▸ Collected data entries
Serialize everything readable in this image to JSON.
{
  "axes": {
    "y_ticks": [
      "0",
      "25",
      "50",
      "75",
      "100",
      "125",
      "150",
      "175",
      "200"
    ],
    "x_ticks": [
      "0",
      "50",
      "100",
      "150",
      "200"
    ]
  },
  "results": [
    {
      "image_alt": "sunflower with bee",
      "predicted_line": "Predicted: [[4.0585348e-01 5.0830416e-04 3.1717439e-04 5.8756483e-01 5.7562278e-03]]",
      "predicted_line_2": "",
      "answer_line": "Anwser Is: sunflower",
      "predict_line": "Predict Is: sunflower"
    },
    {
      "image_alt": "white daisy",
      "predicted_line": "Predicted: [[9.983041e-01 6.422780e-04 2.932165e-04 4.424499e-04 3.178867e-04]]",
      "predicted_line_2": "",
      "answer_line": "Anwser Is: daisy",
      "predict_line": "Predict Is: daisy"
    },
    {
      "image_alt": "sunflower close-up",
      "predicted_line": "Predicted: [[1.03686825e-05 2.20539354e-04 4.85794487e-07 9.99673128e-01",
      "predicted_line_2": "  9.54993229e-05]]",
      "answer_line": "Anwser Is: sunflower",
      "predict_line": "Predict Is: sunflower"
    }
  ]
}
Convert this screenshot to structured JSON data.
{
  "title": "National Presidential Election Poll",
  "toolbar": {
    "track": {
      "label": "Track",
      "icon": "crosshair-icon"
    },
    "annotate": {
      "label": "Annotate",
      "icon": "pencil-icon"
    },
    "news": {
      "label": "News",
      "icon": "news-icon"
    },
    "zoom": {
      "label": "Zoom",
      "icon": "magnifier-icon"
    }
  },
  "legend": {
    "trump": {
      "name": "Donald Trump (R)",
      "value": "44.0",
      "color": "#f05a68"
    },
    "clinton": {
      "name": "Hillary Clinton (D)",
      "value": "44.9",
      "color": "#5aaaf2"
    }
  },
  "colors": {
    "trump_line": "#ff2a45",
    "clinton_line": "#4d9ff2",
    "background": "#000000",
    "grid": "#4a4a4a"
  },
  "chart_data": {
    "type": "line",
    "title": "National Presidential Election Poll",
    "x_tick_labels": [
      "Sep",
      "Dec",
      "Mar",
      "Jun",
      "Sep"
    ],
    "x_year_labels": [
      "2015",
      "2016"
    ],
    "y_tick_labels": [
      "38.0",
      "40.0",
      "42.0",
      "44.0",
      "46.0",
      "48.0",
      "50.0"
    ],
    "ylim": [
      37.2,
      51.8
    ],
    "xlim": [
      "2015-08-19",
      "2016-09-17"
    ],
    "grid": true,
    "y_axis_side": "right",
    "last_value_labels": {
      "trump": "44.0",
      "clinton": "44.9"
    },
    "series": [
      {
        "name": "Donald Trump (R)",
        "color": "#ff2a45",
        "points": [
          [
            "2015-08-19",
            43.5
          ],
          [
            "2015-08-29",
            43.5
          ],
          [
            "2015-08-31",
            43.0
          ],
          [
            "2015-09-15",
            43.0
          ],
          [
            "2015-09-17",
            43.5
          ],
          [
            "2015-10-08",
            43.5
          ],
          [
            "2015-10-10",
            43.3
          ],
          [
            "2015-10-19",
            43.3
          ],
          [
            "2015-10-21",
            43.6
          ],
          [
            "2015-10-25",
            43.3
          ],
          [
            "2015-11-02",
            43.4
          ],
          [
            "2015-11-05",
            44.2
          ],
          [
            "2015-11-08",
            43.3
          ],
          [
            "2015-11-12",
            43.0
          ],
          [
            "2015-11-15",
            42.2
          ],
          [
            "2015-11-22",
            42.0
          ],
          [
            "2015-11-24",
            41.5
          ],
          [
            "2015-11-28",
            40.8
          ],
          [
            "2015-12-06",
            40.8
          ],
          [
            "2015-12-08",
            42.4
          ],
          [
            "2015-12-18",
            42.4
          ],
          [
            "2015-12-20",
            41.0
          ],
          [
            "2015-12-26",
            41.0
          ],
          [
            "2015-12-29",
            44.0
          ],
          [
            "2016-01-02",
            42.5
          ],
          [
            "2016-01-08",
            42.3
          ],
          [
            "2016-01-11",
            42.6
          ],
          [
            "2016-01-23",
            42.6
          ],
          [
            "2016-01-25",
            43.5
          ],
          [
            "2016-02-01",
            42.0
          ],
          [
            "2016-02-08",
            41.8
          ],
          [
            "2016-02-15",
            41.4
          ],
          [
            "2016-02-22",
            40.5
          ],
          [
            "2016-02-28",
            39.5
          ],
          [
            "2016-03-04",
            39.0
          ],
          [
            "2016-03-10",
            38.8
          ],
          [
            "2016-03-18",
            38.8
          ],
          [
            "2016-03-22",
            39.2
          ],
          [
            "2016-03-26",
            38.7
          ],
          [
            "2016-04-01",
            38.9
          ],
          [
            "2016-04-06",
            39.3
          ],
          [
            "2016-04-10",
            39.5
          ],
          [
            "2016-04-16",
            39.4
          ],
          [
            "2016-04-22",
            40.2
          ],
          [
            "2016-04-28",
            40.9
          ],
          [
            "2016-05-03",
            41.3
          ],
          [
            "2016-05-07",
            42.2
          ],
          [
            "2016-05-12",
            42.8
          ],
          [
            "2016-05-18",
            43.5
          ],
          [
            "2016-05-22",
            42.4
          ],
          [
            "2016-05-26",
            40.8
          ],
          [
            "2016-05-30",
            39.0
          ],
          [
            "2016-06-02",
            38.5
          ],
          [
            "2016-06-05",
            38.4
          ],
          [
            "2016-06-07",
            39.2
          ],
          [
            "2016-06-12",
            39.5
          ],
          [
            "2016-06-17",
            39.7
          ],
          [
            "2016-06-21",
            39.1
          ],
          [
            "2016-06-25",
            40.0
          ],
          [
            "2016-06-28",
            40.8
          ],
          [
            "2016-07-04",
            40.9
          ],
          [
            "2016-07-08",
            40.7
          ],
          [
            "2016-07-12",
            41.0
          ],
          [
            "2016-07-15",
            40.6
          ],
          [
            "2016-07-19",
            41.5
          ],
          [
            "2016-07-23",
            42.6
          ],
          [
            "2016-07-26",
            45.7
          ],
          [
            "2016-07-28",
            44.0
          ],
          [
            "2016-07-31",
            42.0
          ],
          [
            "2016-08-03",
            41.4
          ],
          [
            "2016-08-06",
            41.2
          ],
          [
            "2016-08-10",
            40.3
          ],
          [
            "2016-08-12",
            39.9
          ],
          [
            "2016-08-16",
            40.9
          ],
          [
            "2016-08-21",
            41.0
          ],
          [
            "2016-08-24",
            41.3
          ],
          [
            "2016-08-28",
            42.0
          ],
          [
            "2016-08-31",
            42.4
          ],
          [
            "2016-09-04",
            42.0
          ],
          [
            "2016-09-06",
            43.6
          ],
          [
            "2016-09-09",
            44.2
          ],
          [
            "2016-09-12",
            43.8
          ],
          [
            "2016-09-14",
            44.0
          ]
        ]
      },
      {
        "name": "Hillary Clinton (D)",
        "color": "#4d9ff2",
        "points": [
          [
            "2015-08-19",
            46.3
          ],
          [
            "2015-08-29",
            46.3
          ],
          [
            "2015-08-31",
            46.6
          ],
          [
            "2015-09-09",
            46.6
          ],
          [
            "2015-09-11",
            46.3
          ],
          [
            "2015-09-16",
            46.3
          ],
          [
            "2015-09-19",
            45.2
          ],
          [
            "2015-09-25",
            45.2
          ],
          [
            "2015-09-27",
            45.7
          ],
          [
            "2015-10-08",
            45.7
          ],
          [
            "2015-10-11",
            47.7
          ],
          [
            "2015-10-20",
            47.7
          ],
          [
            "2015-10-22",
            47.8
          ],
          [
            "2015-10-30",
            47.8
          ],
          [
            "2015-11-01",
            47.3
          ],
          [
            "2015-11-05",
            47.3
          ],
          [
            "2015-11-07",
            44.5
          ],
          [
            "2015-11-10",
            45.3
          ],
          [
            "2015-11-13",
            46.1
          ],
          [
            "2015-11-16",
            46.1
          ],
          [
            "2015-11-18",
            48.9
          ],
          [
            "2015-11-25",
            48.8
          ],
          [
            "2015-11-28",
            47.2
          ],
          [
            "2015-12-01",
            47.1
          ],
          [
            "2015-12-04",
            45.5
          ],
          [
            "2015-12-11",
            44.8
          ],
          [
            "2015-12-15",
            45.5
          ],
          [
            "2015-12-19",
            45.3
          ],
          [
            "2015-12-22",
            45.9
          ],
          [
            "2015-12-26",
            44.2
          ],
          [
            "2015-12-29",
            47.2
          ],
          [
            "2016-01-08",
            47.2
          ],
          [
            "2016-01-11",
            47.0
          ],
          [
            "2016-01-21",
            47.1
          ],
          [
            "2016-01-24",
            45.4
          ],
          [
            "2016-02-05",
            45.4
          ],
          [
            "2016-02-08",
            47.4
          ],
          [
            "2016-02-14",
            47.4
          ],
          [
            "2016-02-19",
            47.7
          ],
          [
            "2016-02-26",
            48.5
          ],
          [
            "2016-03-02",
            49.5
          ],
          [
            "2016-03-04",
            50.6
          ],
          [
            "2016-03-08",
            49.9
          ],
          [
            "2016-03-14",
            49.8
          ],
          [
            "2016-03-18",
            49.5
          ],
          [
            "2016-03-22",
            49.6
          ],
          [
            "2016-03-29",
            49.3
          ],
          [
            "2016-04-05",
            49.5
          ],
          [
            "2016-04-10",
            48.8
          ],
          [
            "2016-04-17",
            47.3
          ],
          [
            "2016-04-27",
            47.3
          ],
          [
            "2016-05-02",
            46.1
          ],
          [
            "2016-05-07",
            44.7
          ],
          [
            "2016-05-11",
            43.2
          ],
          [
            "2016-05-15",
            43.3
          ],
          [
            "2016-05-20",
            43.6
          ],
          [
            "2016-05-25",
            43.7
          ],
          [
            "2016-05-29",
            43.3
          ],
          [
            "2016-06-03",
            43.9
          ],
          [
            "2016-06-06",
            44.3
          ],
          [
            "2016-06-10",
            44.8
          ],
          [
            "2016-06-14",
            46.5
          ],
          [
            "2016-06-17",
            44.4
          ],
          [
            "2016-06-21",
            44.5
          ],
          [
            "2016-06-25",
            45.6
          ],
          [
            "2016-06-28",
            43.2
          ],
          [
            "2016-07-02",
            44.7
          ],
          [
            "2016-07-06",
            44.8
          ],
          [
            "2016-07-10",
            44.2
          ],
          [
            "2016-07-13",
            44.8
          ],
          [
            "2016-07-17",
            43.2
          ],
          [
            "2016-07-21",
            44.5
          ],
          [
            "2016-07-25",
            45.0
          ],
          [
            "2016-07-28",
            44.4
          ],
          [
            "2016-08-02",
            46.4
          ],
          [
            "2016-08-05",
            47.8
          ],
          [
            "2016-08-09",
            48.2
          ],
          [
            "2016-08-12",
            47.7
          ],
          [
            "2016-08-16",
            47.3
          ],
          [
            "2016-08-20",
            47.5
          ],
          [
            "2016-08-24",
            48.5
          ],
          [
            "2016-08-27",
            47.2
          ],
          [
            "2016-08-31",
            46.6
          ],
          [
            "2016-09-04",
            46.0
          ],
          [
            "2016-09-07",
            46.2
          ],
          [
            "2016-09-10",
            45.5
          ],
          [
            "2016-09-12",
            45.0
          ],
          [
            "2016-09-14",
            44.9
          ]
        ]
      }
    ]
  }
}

▸ GIVEN PROBLEM
Reproduce every line from the entries that holds the word "Hillary".

▸ OUTPUT FOR THIS TASK
      "name": "Hillary Clinton (D)",
        "name": "Hillary Clinton (D)",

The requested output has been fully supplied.